*INPUT MATERIAL*
====
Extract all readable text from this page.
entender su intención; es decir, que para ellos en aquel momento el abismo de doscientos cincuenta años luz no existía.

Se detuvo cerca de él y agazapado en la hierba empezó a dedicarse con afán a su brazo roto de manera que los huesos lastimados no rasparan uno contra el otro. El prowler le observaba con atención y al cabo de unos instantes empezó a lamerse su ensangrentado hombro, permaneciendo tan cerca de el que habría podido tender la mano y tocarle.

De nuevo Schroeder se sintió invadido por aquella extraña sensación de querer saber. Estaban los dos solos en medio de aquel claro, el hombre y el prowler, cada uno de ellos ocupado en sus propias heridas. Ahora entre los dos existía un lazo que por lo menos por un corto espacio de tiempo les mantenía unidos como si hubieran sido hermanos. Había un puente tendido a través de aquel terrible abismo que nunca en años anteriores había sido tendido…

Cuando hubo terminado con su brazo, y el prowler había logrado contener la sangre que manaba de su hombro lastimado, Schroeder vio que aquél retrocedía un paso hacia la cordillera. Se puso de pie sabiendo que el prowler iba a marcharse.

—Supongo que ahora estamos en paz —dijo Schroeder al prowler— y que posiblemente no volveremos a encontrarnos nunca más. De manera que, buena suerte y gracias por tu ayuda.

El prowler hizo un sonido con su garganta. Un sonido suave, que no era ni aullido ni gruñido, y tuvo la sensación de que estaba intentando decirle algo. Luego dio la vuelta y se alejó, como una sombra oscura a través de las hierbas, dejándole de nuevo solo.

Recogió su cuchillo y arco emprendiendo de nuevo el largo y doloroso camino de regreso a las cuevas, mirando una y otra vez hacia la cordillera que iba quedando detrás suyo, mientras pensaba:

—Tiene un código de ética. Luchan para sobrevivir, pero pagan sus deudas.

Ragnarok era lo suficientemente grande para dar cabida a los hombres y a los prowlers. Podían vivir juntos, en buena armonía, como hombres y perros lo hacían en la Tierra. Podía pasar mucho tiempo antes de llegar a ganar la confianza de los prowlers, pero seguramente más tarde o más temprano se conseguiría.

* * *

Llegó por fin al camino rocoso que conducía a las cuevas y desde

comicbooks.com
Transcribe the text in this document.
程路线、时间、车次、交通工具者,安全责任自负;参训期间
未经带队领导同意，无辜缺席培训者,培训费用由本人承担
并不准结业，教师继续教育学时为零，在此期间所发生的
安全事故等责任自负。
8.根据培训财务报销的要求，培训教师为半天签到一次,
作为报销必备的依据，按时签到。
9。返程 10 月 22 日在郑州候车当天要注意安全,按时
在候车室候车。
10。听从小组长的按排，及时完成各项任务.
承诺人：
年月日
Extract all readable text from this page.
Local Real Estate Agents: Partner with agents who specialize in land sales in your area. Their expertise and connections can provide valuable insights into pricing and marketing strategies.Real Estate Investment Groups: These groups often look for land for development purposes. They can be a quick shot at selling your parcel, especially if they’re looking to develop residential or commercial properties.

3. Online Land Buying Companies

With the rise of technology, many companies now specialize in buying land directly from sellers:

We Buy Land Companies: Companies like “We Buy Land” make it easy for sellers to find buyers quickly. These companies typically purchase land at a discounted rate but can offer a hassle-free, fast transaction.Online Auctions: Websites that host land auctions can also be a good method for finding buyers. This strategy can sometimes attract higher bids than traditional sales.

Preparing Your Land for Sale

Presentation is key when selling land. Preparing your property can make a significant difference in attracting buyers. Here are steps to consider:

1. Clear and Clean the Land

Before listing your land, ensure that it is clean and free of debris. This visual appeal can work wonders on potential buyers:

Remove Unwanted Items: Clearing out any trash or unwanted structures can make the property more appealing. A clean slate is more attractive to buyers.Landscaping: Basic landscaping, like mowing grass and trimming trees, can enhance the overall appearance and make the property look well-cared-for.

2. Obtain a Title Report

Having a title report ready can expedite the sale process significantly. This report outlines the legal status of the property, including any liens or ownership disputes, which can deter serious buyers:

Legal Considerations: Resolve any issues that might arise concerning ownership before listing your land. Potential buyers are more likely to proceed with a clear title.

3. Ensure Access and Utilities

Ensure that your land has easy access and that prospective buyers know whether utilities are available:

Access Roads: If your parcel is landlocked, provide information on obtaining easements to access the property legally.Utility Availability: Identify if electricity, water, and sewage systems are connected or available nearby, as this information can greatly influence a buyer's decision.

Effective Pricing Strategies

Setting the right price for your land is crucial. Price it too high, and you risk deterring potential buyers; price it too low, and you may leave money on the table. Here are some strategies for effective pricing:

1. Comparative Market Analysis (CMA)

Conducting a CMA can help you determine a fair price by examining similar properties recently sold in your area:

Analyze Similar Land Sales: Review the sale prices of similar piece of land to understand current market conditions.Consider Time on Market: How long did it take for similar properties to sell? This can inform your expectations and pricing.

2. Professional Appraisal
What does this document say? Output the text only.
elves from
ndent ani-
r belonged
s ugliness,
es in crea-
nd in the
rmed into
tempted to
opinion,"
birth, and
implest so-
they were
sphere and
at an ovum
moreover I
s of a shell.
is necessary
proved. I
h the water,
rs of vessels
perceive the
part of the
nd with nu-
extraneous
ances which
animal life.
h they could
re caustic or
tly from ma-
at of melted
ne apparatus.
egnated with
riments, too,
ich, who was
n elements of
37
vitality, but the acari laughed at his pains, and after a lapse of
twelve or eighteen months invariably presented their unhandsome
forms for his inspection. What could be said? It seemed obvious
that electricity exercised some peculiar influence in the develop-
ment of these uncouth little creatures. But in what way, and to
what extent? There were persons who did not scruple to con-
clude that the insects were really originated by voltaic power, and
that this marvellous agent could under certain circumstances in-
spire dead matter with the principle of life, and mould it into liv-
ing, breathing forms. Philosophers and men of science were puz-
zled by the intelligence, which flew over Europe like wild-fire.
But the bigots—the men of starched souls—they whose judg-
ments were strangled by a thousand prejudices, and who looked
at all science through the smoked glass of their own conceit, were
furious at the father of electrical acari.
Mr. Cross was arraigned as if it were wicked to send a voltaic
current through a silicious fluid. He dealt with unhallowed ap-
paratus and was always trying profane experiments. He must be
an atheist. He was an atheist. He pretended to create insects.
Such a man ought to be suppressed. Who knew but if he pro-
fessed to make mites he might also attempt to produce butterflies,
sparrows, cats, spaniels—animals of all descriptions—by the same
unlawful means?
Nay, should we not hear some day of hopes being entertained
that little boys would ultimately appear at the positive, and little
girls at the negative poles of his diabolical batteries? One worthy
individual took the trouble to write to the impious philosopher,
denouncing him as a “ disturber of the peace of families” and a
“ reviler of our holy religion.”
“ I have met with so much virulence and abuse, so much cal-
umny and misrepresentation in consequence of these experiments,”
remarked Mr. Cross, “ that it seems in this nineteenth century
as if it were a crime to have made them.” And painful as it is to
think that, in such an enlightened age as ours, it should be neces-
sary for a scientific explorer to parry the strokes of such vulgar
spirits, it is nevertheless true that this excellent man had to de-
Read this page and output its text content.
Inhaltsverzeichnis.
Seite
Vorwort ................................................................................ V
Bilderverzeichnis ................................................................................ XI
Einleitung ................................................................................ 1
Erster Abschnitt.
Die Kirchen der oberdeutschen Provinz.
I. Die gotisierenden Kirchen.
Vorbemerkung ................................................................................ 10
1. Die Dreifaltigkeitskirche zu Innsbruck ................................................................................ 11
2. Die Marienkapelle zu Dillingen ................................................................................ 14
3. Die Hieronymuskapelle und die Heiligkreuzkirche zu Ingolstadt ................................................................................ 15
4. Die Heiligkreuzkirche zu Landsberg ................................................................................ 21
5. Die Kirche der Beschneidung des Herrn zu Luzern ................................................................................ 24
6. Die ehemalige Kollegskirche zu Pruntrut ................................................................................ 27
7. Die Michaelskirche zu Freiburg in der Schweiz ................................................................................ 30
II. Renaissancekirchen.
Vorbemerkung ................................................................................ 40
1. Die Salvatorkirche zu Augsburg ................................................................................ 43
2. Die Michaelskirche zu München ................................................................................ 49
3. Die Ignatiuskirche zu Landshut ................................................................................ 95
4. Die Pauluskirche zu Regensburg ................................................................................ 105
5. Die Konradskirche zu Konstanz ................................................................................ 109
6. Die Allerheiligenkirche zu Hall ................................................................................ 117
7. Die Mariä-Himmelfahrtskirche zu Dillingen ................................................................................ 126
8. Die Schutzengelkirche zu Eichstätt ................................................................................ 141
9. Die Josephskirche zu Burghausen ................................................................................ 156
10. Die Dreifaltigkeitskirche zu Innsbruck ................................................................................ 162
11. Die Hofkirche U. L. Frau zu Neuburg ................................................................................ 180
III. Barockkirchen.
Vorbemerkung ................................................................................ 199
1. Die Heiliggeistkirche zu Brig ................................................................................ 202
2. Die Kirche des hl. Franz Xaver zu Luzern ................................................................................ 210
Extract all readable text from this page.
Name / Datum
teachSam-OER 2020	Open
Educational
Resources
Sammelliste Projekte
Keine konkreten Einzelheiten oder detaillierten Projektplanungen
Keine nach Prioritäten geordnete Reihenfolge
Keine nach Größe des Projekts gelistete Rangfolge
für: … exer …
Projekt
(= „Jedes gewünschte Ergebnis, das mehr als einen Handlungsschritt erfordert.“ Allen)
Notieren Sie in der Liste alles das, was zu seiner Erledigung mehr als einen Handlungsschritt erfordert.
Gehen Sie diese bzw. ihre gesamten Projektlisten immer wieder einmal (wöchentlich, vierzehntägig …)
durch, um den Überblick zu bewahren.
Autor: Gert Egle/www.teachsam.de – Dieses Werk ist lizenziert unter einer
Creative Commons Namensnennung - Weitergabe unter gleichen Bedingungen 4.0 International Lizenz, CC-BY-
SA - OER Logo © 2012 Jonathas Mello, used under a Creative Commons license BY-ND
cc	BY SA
====
*EXERCISE*
Which lines include the word "ownership"? Copy every one of them.

*ANSWER FOR THE TASK*
Having a title report ready can expedite the sale process significantly. This report outlines the legal status of the property, including any liens or ownership disputes, which can deter serious buyers:
Legal Considerations: Resolve any issues that might arise concerning ownership before listing your land. Potential buyers are more likely to proceed with a clear title.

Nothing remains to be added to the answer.